Re: [CODE-STYLE] Builder pattern

Gyula Fóra
Hi all,

Thank you all for the valuable feedback, let me try to summarize the rough
agreement:

If there is a builder for class A, then A should:
 -  Have only private ctor -> force usage of the builder
 - Be immutable (no setters)
 - Have a public static .builder(required params if not too many) method
that creates a new builder instance.

The builder:
 - Should follow a mutable pattern (return this after setting property) to
simplify code
 - Argument setter methods should follow some reasonable convention (setX,
withX, x...) whatever makes most sense in the context
 - There should be a single .build() method that constructs the instance of
the target class

These guidelines mostly applicable for internal builders. User API builders
should also follow this in most cases but we should allow deviations when
it makes code more readable or the API more user friendly.

If you have more comments don't hesitate to add them here, if everyone
agrees I will open a PR in the next few days to add this to the code-style
guide!

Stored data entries
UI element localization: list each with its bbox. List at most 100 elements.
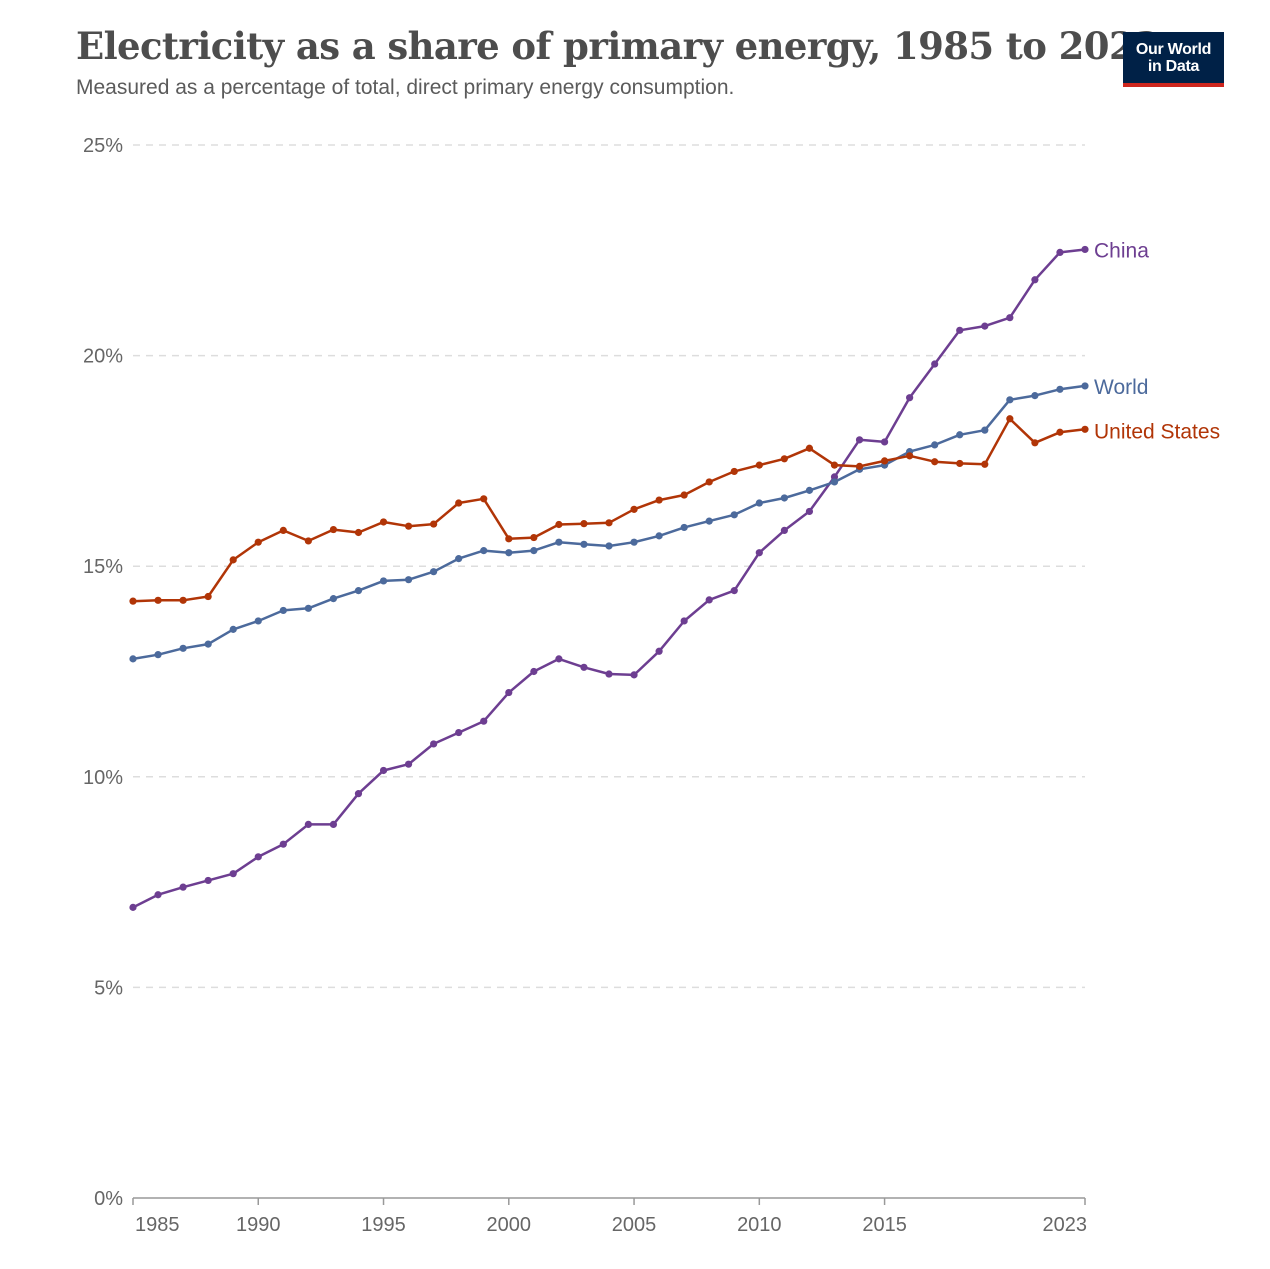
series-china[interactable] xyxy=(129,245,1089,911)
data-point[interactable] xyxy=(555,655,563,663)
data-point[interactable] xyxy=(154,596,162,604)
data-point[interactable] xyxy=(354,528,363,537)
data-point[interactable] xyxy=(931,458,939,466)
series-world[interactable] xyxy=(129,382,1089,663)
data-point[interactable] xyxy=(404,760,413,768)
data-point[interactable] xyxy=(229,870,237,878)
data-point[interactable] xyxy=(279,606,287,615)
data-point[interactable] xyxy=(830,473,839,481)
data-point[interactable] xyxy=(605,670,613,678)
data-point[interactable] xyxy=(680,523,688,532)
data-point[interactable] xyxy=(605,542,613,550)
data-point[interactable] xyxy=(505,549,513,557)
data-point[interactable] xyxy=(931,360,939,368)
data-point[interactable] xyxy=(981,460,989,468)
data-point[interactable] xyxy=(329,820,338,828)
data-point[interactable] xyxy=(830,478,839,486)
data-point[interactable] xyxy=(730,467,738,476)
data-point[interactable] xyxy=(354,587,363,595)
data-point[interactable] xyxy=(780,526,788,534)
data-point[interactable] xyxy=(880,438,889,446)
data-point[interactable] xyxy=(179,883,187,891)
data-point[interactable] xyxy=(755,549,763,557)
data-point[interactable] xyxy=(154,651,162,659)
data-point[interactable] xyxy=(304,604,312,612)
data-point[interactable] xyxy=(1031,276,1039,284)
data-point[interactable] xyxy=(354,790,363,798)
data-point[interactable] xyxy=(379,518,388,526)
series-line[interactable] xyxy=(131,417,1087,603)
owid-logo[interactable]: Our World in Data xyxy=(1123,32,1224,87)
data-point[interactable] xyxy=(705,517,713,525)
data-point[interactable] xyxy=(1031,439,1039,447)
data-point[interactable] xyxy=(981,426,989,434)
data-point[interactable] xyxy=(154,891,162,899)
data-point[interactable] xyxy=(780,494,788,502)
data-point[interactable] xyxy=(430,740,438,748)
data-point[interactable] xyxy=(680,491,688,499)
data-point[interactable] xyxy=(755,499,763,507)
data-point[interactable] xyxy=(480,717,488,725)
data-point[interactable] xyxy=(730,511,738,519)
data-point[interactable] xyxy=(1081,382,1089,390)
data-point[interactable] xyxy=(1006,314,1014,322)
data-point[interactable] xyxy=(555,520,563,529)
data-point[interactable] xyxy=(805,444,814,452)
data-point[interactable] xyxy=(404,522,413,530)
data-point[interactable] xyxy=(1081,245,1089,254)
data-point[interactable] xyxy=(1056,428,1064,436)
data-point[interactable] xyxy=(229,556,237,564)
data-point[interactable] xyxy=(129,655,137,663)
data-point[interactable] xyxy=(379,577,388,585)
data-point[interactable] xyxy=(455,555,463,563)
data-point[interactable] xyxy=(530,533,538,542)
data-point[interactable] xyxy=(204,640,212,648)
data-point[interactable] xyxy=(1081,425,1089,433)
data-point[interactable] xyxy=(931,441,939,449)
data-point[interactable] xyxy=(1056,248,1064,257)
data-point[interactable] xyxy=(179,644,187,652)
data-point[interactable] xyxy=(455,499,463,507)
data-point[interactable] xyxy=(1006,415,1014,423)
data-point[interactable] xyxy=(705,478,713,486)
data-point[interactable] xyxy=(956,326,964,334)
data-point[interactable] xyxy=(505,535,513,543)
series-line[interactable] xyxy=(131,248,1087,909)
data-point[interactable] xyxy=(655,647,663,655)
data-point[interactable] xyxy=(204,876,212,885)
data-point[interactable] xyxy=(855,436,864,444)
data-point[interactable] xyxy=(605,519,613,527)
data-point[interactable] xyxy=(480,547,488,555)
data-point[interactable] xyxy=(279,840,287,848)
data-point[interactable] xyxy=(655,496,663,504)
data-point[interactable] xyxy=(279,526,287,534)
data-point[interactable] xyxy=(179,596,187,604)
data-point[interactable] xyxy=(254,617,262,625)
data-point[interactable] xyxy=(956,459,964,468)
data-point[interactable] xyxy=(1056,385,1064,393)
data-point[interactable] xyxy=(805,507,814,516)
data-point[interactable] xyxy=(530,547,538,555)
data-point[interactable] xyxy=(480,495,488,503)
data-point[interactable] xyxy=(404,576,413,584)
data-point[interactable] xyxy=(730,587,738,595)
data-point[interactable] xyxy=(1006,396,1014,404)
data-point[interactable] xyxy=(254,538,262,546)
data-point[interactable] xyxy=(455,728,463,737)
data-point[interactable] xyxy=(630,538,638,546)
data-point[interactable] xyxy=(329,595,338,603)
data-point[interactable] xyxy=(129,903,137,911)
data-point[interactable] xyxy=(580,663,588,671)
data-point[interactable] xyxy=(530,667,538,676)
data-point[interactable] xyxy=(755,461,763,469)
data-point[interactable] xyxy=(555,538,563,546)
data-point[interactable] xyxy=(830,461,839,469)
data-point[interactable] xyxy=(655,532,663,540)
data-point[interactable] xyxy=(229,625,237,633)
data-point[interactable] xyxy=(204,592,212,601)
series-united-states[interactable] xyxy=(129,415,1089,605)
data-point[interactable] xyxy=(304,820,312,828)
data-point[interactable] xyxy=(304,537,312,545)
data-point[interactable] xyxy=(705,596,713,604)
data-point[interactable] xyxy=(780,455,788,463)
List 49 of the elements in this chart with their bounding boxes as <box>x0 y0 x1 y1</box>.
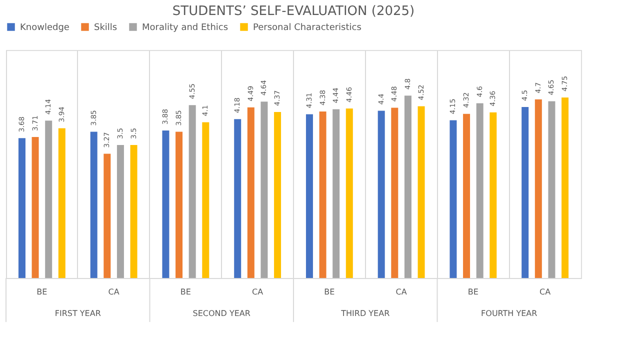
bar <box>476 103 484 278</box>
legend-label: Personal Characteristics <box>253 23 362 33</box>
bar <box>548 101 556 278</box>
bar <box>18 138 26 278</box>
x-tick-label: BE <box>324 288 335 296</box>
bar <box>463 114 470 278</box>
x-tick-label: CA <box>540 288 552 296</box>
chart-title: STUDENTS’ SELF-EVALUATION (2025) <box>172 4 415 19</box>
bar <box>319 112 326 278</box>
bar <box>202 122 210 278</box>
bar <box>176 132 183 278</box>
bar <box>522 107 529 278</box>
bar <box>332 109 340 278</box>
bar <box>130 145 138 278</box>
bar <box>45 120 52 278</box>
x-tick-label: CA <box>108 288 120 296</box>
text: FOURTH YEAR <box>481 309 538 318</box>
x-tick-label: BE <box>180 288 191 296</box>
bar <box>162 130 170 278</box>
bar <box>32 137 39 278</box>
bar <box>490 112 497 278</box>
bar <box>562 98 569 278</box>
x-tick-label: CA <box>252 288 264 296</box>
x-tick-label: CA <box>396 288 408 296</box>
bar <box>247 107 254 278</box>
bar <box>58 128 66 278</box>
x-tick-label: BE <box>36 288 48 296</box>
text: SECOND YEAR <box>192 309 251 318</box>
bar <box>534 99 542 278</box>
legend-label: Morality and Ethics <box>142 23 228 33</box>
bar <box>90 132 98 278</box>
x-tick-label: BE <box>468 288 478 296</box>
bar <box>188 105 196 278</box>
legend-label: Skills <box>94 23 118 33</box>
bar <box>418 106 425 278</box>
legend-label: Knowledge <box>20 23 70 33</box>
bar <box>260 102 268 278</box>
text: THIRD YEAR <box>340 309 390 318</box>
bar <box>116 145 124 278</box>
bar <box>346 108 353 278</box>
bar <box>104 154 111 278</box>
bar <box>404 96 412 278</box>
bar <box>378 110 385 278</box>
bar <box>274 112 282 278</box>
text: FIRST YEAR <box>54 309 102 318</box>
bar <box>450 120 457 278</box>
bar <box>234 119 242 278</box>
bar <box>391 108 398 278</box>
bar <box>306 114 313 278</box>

What you need to do:
[1] Output the stretch of the builder-pattern post from "If there is" through "new builder instance.", copied word for word.
[2] Answer these questions using the builder-pattern post:
(a) What kind of constructor should a class with a builder have?
(b) How many methods should construct the instance of the target class, and what is that method called?
(c) What does the post's author plan to open if everyone agrees?
[3] Write the next part of the builder-pattern post, starting after its last sentence.

In response:
[1]
If there is a builder for class A, then A should:
 -  Have only private ctor -> force usage of the builder
 - Be immutable (no setters)
 - Have a public static .builder(required params if not too many) method
that creates a new builder instance.

[2]
(a) Only a private constructor, which forces use of the builder.
(b) A single method, .build().
(c) A PR to add the guidelines to the code-style guide.

[3]
Cheers,
Gyula

On Wed, Aug 28, 2019 at 1:37 PM Piotr Nowojski <[hidden email]> wrote:

> > For Piotr's comment 4. I. I agree with Klou that this sounds rather like
> a
> > problem of the builder's usage than a builder problem. I think such a
> > scenario can easily be solved by introducing a transfer object.
>
> It could be solved, but that would mean we have some kind of
> builder/factory/descriptor that creates a factory/builder that creates a
> final object. I think in this specific example I would prefer to add
> missing runtime parameters in the build/create() method instead of asking
> people implementing an operator to wrap it into two layers of indirection.
>
> However let’s not clutter this discussion, I might be missing something.
> Feel free to open a Jira tickets/start a new design discussion about this
> pattern (it’s currently partially implemented in the form of
> `StreamOperatorFactory` [1]).
>
> Piotrek
>
> [1] https://issues.apache.org/jira/browse/FLINK-11974 <
> https://issues.apache.org/jira/browse/FLINK-11974>
>
> > On 27 Aug 2019, at 14:43, Till Rohrmann <[hidden email]> wrote:
> >
> > Hi all,
> >
> > I would be in favour of the following convention
> >
> > 1. a) static method for builder creation
> > 2. No strict rule because especially for boolean flags it might make
> sense
> > to have something like `enableX()` or `withY()` where one doesn't
> specify a
> > concrete value.
> > 3. Mutable builders but if there is a good reason to follow the immutable
> > approach then I wouldn't forbid it.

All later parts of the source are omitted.